* begin RECORDS SHOWN *
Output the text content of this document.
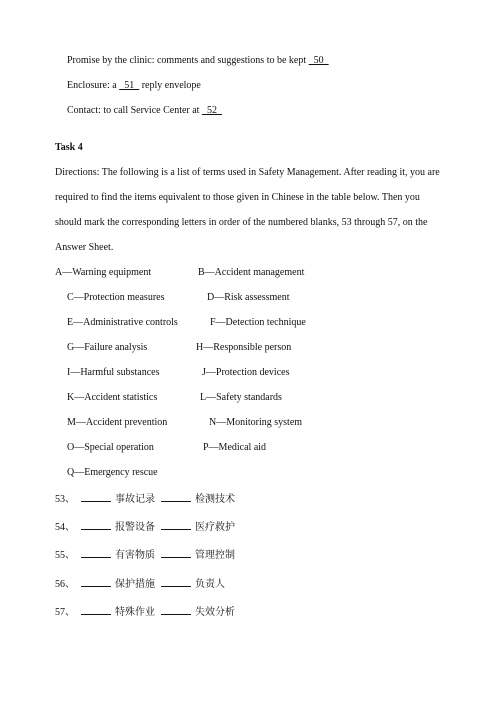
Promise by the clinic: comments and suggestions to be kept   50
Enclosure: a   51   reply envelope
Contact: to call Service Center at   52
Task 4
Directions: The following is a list of terms used in Safety Management. After reading it, you are
required to find the items equivalent to those given in Chinese in the table below. Then you
should mark the corresponding letters in order of the numbered blanks, 53 through 57, on the
Answer Sheet.
A—Warning equipment	B—Accident management
C—Protection measures	D—Risk assessment
E—Administrative controls	F—Detection technique
G—Failure analysis	H—Responsible person
I—Harmful substances	J—Protection devices
K—Accident statistics	L—Safety standards
M—Accident prevention	N—Monitoring system
O—Special operation	P—Medical aid
Q—Emergency rescue
53、	事故记录	检测技术
54、	报警设备	医疗救护
55、	有害物质	管理控制
56、	保护措施	负责人
57、	特殊作业	失效分析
* end RECORDS SHOWN *
THE REQUEST ->
Show the lines of the records that contain the word "Protection".

ANSWER FOR THIS EXERCISE ->
C—Protection measures	D—Risk assessment
I—Harmful substances	J—Protection devices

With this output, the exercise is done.